Extracts from a graphics dataset:
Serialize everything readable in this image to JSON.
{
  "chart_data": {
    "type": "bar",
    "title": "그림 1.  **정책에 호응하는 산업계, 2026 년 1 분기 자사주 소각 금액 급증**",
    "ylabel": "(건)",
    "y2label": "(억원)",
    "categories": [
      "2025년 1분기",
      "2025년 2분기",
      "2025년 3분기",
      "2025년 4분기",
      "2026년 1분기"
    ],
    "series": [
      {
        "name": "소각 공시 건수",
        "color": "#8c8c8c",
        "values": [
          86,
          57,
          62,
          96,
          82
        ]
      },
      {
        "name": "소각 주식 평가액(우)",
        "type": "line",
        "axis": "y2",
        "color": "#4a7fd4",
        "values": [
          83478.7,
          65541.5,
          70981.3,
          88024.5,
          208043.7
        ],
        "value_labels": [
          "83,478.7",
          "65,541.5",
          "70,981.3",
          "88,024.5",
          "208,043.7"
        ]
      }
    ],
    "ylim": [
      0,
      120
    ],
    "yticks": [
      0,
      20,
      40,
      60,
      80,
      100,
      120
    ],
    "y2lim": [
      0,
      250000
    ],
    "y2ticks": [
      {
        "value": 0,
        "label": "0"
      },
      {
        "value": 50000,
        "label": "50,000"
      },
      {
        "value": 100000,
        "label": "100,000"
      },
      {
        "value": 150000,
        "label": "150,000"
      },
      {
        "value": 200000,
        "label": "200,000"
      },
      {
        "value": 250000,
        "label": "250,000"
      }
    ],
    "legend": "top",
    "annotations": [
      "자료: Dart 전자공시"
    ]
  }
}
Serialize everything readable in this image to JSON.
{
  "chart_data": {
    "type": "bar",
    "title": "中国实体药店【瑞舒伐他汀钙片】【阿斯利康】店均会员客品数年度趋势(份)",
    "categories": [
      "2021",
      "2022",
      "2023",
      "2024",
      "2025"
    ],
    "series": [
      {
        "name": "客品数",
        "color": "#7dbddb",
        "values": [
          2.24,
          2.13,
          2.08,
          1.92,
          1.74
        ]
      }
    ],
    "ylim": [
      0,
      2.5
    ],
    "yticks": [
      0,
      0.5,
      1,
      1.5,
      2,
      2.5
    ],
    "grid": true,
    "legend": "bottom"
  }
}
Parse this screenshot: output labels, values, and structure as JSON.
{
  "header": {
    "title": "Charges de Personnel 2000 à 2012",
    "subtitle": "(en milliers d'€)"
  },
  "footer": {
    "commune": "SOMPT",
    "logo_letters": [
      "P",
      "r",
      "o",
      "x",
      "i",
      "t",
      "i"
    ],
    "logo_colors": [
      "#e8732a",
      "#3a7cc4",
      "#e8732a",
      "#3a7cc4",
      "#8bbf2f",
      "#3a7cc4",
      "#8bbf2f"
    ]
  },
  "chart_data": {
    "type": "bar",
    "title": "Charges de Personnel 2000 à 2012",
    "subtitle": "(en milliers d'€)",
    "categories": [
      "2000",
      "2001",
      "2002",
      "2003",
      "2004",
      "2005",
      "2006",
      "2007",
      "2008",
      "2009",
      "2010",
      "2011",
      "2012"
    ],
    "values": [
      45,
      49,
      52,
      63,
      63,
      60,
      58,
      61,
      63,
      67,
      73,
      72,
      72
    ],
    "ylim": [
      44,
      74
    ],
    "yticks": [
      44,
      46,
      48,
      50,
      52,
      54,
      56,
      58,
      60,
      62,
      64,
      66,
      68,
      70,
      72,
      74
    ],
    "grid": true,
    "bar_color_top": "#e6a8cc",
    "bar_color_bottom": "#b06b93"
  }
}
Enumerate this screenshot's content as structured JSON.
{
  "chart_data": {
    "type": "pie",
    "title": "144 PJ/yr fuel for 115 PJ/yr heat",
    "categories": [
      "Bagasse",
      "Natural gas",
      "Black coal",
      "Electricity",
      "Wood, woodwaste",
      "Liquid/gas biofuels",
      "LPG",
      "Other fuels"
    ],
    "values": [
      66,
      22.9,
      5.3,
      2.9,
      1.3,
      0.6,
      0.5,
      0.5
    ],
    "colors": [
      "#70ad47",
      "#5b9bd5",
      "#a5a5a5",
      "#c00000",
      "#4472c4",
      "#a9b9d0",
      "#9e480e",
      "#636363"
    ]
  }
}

» **TASK TO COMPLETE**
Output all of the data above without any alteration.

» **SOLUTION TO THIS PROBLEM**
Serialize everything readable in this image to JSON.
{
  "chart_data": {
    "type": "bar",
    "title": "그림 1.  **정책에 호응하는 산업계, 2026 년 1 분기 자사주 소각 금액 급증**",
    "ylabel": "(건)",
    "y2label": "(억원)",
    "categories": [
      "2025년 1분기",
      "2025년 2분기",
      "2025년 3분기",
      "2025년 4분기",
      "2026년 1분기"
    ],
    "series": [
      {
        "name": "소각 공시 건수",
        "color": "#8c8c8c",
        "values": [
          86,
          57,
          62,
          96,
          82
        ]
      },
      {
        "name": "소각 주식 평가액(우)",
        "type": "line",
        "axis": "y2",
        "color": "#4a7fd4",
        "values": [
          83478.7,
          65541.5,
          70981.3,
          88024.5,
          208043.7
        ],
        "value_labels": [
          "83,478.7",
          "65,541.5",
          "70,981.3",
          "88,024.5",
          "208,043.7"
        ]
      }
    ],
    "ylim": [
      0,
      120
    ],
    "yticks": [
      0,
      20,
      40,
      60,
      80,
      100,
      120
    ],
    "y2lim": [
      0,
      250000
    ],
    "y2ticks": [
      {
        "value": 0,
        "label": "0"
      },
      {
        "value": 50000,
        "label": "50,000"
      },
      {
        "value": 100000,
        "label": "100,000"
      },
      {
        "value": 150000,
        "label": "150,000"
      },
      {
        "value": 200000,
        "label": "200,000"
      },
      {
        "value": 250000,
        "label": "250,000"
      }
    ],
    "legend": "top",
    "annotations": [
      "자료: Dart 전자공시"
    ]
  }
}
Serialize everything readable in this image to JSON.
{
  "chart_data": {
    "type": "bar",
    "title": "中国实体药店【瑞舒伐他汀钙片】【阿斯利康】店均会员客品数年度趋势(份)",
    "categories": [
      "2021",
      "2022",
      "2023",
      "2024",
      "2025"
    ],
    "series": [
      {
        "name": "客品数",
        "color": "#7dbddb",
        "values": [
          2.24,
          2.13,
          2.08,
          1.92,
          1.74
        ]
      }
    ],
    "ylim": [
      0,
      2.5
    ],
    "yticks": [
      0,
      0.5,
      1,
      1.5,
      2,
      2.5
    ],
    "grid": true,
    "legend": "bottom"
  }
}
Parse this screenshot: output labels, values, and structure as JSON.
{
  "header": {
    "title": "Charges de Personnel 2000 à 2012",
    "subtitle": "(en milliers d'€)"
  },
  "footer": {
    "commune": "SOMPT",
    "logo_letters": [
      "P",
      "r",
      "o",
      "x",
      "i",
      "t",
      "i"
    ],
    "logo_colors": [
      "#e8732a",
      "#3a7cc4",
      "#e8732a",
      "#3a7cc4",
      "#8bbf2f",
      "#3a7cc4",
      "#8bbf2f"
    ]
  },
  "chart_data": {
    "type": "bar",
    "title": "Charges de Personnel 2000 à 2012",
    "subtitle": "(en milliers d'€)",
    "categories": [
      "2000",
      "2001",
      "2002",
      "2003",
      "2004",
      "2005",
      "2006",
      "2007",
      "2008",
      "2009",
      "2010",
      "2011",
      "2012"
    ],
    "values": [
      45,
      49,
      52,
      63,
      63,
      60,
      58,
      61,
      63,
      67,
      73,
      72,
      72
    ],
    "ylim": [
      44,
      74
    ],
    "yticks": [
      44,
      46,
      48,
      50,
      52,
      54,
      56,
      58,
      60,
      62,
      64,
      66,
      68,
      70,
      72,
      74
    ],
    "grid": true,
    "bar_color_top": "#e6a8cc",
    "bar_color_bottom": "#b06b93"
  }
}
Enumerate this screenshot's content as structured JSON.
{
  "chart_data": {
    "type": "pie",
    "title": "144 PJ/yr fuel for 115 PJ/yr heat",
    "categories": [
      "Bagasse",
      "Natural gas",
      "Black coal",
      "Electricity",
      "Wood, woodwaste",
      "Liquid/gas biofuels",
      "LPG",
      "Other fuels"
    ],
    "values": [
      66,
      22.9,
      5.3,
      2.9,
      1.3,
      0.6,
      0.5,
      0.5
    ],
    "colors": [
      "#70ad47",
      "#5b9bd5",
      "#a5a5a5",
      "#c00000",
      "#4472c4",
      "#a9b9d0",
      "#9e480e",
      "#636363"
    ]
  }
}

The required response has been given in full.